** Work to do **
Omit every image, and transcribe the remaining entries exactly as given.

** Records for the task **
▼▼▼
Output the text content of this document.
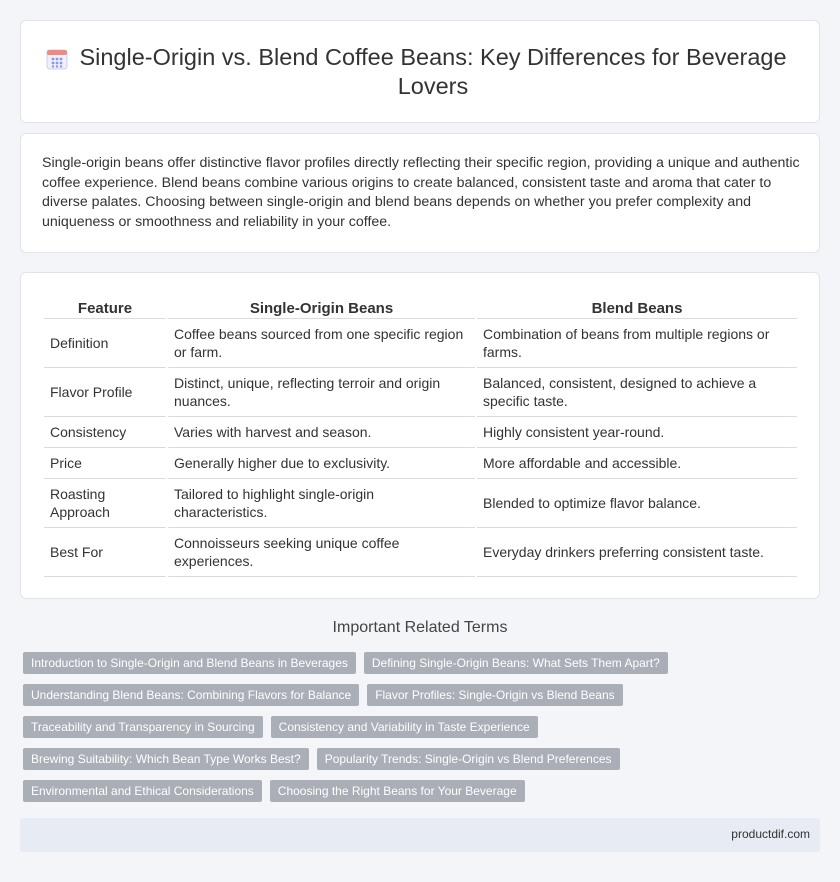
Single-Origin vs. Blend Coffee Beans: Key Differences for Beverage Lovers

Single-origin beans offer distinctive flavor profiles directly reflecting their specific region, providing a unique and authentic coffee experience. Blend beans combine various origins to create balanced, consistent taste and aroma that cater to diverse palates. Choosing between single-origin and blend beans depends on whether you prefer complexity and uniqueness or smoothness and reliability in your coffee.

Feature	Single-Origin Beans	Blend Beans
Definition	Coffee beans sourced from one specific region or farm.	Combination of beans from multiple regions or farms.
Flavor Profile	Distinct, unique, reflecting terroir and origin nuances.	Balanced, consistent, designed to achieve a specific taste.
Consistency	Varies with harvest and season.	Highly consistent year-round.
Price	Generally higher due to exclusivity.	More affordable and accessible.
Roasting Approach	Tailored to highlight single-origin characteristics.	Blended to optimize flavor balance.
Best For	Connoisseurs seeking unique coffee experiences.	Everyday drinkers preferring consistent taste.
Important Related Terms
Introduction to Single-Origin and Blend Beans in Beverages	Defining Single-Origin Beans: What Sets Them Apart?
Understanding Blend Beans: Combining Flavors for Balance	Flavor Profiles: Single-Origin vs Blend Beans
Traceability and Transparency in Sourcing	Consistency and Variability in Taste Experience
Brewing Suitability: Which Bean Type Works Best?	Popularity Trends: Single-Origin vs Blend Preferences
Environmental and Ethical Considerations	Choosing the Right Beans for Your Beverage
productdif.com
▲▲▲
** Task response **
Output the text content of this document.
Single-Origin vs. Blend Coffee Beans: Key Differences for Beverage Lovers

Single-origin beans offer distinctive flavor profiles directly reflecting their specific region, providing a unique and authentic coffee experience. Blend beans combine various origins to create balanced, consistent taste and aroma that cater to diverse palates. Choosing between single-origin and blend beans depends on whether you prefer complexity and uniqueness or smoothness and reliability in your coffee.

Feature	Single-Origin Beans	Blend Beans
Definition	Coffee beans sourced from one specific region or farm.	Combination of beans from multiple regions or farms.
Flavor Profile	Distinct, unique, reflecting terroir and origin nuances.	Balanced, consistent, designed to achieve a specific taste.
Consistency	Varies with harvest and season.	Highly consistent year-round.
Price	Generally higher due to exclusivity.	More affordable and accessible.
Roasting Approach	Tailored to highlight single-origin characteristics.	Blended to optimize flavor balance.
Best For	Connoisseurs seeking unique coffee experiences.	Everyday drinkers preferring consistent taste.
Important Related Terms
Introduction to Single-Origin and Blend Beans in Beverages	Defining Single-Origin Beans: What Sets Them Apart?
Understanding Blend Beans: Combining Flavors for Balance	Flavor Profiles: Single-Origin vs Blend Beans
Traceability and Transparency in Sourcing	Consistency and Variability in Taste Experience
Brewing Suitability: Which Bean Type Works Best?	Popularity Trends: Single-Origin vs Blend Preferences
Environmental and Ethical Considerations	Choosing the Right Beans for Your Beverage
productdif.com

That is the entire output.